## The input
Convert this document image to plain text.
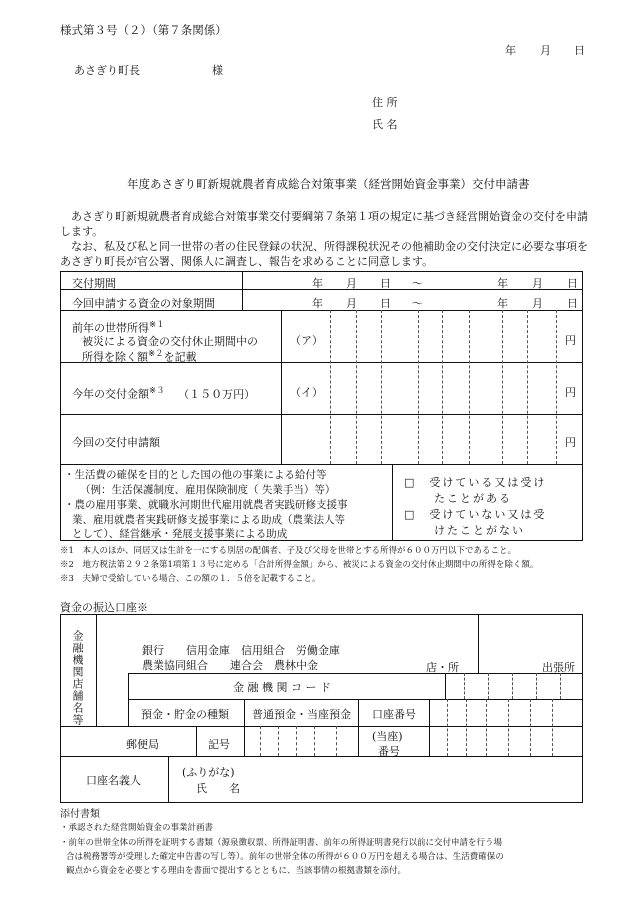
様式第３号（２）（第７条関係）
年 月 日
あさぎり町長	様
住 所
氏 名
年度あさぎり町新規就農者育成総合対策事業（経営開始資金事業）交付申請書
あさぎり町新規就農者育成総合対策事業交付要綱第７条第１項の規定に基づき経営開始資金の交付を申請します。
なお、私及び私と同一世帯の者の住民登録の状況、所得課税状況その他補助金の交付決定に必要な事項をあさぎり町長が官公署、関係人に調査し、報告を求めることに同意します。
交付期間	年 月 日 ～	年 月 日
今回申請する資金の対象期間	年 月 日 ～	年 月 日
前年の世帯所得$^{※1}$
被災による資金の交付休止期間中の
所得を除く額$^{※2}$を記載
（ア）	円
今年の交付金額$^{※3}$ （１５０万円）	（イ）	円
今回の交付申請額	円
・生活費の確保を目的とした国の他の事業による給付等
（例：生活保護制度、雇用保険制度（ 失業手当）等）
・農の雇用事業、就職氷河期世代雇用就農者実践研修支援事
業、雇用就農者実践研修支援事業による助成（農業法人等
として）、経営継承・発展支援事業による助成
□　受けている又は受け
たことがある
□　受けていない又は受
けたことがない
※1　 本人のほか、同居又は生計を一にする別居の配偶者、子及び父母を世帯とする所得が６００万円以下であること。
※2　 地方税法第２９２条第1項第１３号に定める「合計所得金額」から、被災による資金の交付休止期間中の所得を除く額。
※3　 夫婦で受給している場合、この額の１．５倍を記載すること。
資金の振込口座※
金融機関店舗名等	銀行　　信用金庫　信用組合　労働金庫
農業協同組合　　連合会　農林中金	店・所	出張所
金 融 機 関 コ ー ド
預金・貯金の種類 普通預金・当座預金 口座番号
郵便局	記号
(当座)
番号
口座名義人
(ふりがな)
氏　　名
添付書類
・承認された経営開始資金の事業計画書
・前年の世帯全体の所得を証明する書類（源泉徴収票、所得証明書、前年の所得証明書発行以前に交付申請を行う場
合は税務署等が受理した確定申告書の写し等）。前年の世帯全体の所得が６００万円を超える場合は、生活費確保の
観点から資金を必要とする理由を書面で提出するとともに、当該事情の根拠書類を添付。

## Request
Repeat the records word for word. Any picture in them should be left out.

## The completed task
Convert this document image to plain text.
様式第３号（２）（第７条関係）
年 月 日
あさぎり町長	様
住 所
氏 名
年度あさぎり町新規就農者育成総合対策事業（経営開始資金事業）交付申請書
あさぎり町新規就農者育成総合対策事業交付要綱第７条第１項の規定に基づき経営開始資金の交付を申請します。
なお、私及び私と同一世帯の者の住民登録の状況、所得課税状況その他補助金の交付決定に必要な事項をあさぎり町長が官公署、関係人に調査し、報告を求めることに同意します。
交付期間	年 月 日 ～	年 月 日
今回申請する資金の対象期間	年 月 日 ～	年 月 日
前年の世帯所得$^{※1}$
被災による資金の交付休止期間中の
所得を除く額$^{※2}$を記載
（ア）	円
今年の交付金額$^{※3}$ （１５０万円）	（イ）	円
今回の交付申請額	円
・生活費の確保を目的とした国の他の事業による給付等
（例：生活保護制度、雇用保険制度（ 失業手当）等）
・農の雇用事業、就職氷河期世代雇用就農者実践研修支援事
業、雇用就農者実践研修支援事業による助成（農業法人等
として）、経営継承・発展支援事業による助成
□　受けている又は受け
たことがある
□　受けていない又は受
けたことがない
※1　 本人のほか、同居又は生計を一にする別居の配偶者、子及び父母を世帯とする所得が６００万円以下であること。
※2　 地方税法第２９２条第1項第１３号に定める「合計所得金額」から、被災による資金の交付休止期間中の所得を除く額。
※3　 夫婦で受給している場合、この額の１．５倍を記載すること。
資金の振込口座※
金融機関店舗名等	銀行　　信用金庫　信用組合　労働金庫
農業協同組合　　連合会　農林中金	店・所	出張所
金 融 機 関 コ ー ド
預金・貯金の種類 普通預金・当座預金 口座番号
郵便局	記号
(当座)
番号
口座名義人
(ふりがな)
氏　　名
添付書類
・承認された経営開始資金の事業計画書
・前年の世帯全体の所得を証明する書類（源泉徴収票、所得証明書、前年の所得証明書発行以前に交付申請を行う場
合は税務署等が受理した確定申告書の写し等）。前年の世帯全体の所得が６００万円を超える場合は、生活費確保の
観点から資金を必要とする理由を書面で提出するとともに、当該事情の根拠書類を添付。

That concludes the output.